EXTRACTED ENTRIES:
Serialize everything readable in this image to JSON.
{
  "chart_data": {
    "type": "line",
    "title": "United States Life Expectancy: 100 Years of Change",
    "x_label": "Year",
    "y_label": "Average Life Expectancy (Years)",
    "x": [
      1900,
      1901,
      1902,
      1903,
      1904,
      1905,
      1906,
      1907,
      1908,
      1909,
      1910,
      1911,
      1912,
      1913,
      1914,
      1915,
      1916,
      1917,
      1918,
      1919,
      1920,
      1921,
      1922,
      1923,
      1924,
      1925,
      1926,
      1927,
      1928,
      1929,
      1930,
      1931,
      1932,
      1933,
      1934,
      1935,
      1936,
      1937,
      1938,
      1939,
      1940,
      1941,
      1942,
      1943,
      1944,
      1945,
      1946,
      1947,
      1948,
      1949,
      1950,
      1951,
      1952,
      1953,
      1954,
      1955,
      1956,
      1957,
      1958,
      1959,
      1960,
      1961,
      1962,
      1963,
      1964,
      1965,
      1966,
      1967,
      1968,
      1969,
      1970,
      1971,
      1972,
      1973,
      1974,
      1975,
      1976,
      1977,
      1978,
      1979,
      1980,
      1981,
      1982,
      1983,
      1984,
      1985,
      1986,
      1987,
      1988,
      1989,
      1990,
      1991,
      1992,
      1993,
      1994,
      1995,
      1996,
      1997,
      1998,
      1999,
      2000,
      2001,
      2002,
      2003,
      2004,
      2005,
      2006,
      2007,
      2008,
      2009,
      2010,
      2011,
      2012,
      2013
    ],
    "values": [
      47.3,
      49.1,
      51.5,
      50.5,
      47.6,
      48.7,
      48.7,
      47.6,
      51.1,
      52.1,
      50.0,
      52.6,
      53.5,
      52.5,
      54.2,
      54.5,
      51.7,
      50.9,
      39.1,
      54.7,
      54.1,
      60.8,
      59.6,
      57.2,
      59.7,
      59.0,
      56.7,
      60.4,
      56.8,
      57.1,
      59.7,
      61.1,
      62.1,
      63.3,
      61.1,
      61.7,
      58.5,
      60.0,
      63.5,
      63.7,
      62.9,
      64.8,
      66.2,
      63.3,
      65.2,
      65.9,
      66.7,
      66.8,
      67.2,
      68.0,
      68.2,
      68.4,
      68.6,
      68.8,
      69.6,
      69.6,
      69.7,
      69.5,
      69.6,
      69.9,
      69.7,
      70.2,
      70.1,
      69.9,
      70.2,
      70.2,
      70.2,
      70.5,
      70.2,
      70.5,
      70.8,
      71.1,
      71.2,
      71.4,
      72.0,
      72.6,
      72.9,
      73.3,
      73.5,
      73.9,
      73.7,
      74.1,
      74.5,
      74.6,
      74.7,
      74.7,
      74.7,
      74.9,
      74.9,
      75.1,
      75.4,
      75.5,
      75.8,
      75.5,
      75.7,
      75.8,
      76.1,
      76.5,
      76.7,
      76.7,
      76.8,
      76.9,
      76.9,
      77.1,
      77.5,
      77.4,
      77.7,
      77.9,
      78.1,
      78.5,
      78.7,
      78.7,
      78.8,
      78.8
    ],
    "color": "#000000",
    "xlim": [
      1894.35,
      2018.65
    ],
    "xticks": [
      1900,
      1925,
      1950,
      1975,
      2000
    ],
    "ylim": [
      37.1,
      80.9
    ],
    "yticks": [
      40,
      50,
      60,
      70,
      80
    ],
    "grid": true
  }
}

DIRECTIVE:
Reproduce every line from the entries that holds the word "Expectancy".

THE RESULT:
    "title": "United States Life Expectancy: 100 Years of Change",
    "y_label": "Average Life Expectancy (Years)",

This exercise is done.